[DATA EXTRACT]
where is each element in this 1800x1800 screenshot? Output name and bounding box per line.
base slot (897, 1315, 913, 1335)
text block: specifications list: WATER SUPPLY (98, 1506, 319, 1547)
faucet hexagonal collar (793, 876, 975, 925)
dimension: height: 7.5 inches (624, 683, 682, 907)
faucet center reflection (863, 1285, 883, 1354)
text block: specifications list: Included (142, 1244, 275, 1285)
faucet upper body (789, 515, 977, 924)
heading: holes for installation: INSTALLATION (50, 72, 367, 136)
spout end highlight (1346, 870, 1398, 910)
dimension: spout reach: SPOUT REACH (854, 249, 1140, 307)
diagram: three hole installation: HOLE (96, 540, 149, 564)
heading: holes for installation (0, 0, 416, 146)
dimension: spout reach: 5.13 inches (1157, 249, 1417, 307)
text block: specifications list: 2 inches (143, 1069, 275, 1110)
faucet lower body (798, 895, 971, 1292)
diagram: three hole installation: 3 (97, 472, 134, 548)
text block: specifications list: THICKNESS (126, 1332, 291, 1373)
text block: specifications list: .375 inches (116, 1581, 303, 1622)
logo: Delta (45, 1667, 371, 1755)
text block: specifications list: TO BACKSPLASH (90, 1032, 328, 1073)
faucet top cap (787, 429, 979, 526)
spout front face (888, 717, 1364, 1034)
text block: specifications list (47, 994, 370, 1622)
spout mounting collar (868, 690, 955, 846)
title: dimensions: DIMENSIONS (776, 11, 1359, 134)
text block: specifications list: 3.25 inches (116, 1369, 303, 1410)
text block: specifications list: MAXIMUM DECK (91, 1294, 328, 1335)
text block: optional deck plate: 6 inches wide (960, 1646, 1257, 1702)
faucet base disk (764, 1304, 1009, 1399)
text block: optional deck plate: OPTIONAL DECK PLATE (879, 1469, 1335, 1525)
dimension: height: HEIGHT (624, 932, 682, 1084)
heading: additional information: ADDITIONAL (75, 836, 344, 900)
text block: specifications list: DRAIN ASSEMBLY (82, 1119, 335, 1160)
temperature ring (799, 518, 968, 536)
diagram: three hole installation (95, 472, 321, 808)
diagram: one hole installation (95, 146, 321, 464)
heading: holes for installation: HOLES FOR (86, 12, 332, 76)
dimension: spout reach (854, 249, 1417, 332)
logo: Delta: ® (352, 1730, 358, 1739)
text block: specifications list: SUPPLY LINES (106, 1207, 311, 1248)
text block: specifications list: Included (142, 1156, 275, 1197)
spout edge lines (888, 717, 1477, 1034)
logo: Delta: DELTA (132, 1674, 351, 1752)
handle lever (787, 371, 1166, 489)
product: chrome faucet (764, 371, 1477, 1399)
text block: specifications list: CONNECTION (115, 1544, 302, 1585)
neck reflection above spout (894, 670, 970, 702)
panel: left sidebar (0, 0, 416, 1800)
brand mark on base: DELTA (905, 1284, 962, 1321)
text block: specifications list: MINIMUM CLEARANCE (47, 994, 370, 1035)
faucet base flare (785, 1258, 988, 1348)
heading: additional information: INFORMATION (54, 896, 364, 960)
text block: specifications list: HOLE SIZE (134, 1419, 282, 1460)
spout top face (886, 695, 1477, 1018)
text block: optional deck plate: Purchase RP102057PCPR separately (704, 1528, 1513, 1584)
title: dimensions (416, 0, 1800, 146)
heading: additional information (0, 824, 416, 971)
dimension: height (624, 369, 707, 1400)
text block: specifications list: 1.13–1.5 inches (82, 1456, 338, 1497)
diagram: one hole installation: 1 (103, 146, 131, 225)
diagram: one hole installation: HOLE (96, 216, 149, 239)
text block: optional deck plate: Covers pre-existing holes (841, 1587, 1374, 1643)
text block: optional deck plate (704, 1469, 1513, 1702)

[WRITTEN EXERCISE] Filter the records down to the lines that contain the string "collar", copying each of those lines in full. Matching is case-sensitive.

[TASK OUTPUT]
faucet hexagonal collar (793, 876, 975, 925)
spout mounting collar (868, 690, 955, 846)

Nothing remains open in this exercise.